Records from a collection
-- START --

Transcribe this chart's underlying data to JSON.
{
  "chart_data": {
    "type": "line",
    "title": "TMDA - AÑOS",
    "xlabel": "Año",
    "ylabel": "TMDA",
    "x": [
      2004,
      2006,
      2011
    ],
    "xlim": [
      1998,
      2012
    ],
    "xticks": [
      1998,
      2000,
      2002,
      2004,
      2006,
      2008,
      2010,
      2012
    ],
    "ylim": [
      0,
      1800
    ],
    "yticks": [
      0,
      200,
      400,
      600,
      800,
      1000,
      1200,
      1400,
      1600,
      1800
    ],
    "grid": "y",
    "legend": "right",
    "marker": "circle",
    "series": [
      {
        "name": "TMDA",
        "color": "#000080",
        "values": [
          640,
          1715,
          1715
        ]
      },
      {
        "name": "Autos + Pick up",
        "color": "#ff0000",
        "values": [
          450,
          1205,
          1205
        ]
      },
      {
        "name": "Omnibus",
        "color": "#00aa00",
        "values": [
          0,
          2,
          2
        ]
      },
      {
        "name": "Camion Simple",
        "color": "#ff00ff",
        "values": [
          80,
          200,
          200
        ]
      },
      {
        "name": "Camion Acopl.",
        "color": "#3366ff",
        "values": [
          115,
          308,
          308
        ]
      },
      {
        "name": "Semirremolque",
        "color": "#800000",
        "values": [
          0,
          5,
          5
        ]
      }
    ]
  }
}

-- END --

Extract all lines as given.

Transcribe this chart's underlying data to JSON.
{
  "chart_data": {
    "type": "line",
    "title": "TMDA - AÑOS",
    "xlabel": "Año",
    "ylabel": "TMDA",
    "x": [
      2004,
      2006,
      2011
    ],
    "xlim": [
      1998,
      2012
    ],
    "xticks": [
      1998,
      2000,
      2002,
      2004,
      2006,
      2008,
      2010,
      2012
    ],
    "ylim": [
      0,
      1800
    ],
    "yticks": [
      0,
      200,
      400,
      600,
      800,
      1000,
      1200,
      1400,
      1600,
      1800
    ],
    "grid": "y",
    "legend": "right",
    "marker": "circle",
    "series": [
      {
        "name": "TMDA",
        "color": "#000080",
        "values": [
          640,
          1715,
          1715
        ]
      },
      {
        "name": "Autos + Pick up",
        "color": "#ff0000",
        "values": [
          450,
          1205,
          1205
        ]
      },
      {
        "name": "Omnibus",
        "color": "#00aa00",
        "values": [
          0,
          2,
          2
        ]
      },
      {
        "name": "Camion Simple",
        "color": "#ff00ff",
        "values": [
          80,
          200,
          200
        ]
      },
      {
        "name": "Camion Acopl.",
        "color": "#3366ff",
        "values": [
          115,
          308,
          308
        ]
      },
      {
        "name": "Semirremolque",
        "color": "#800000",
        "values": [
          0,
          5,
          5
        ]
      }
    ]
  }
}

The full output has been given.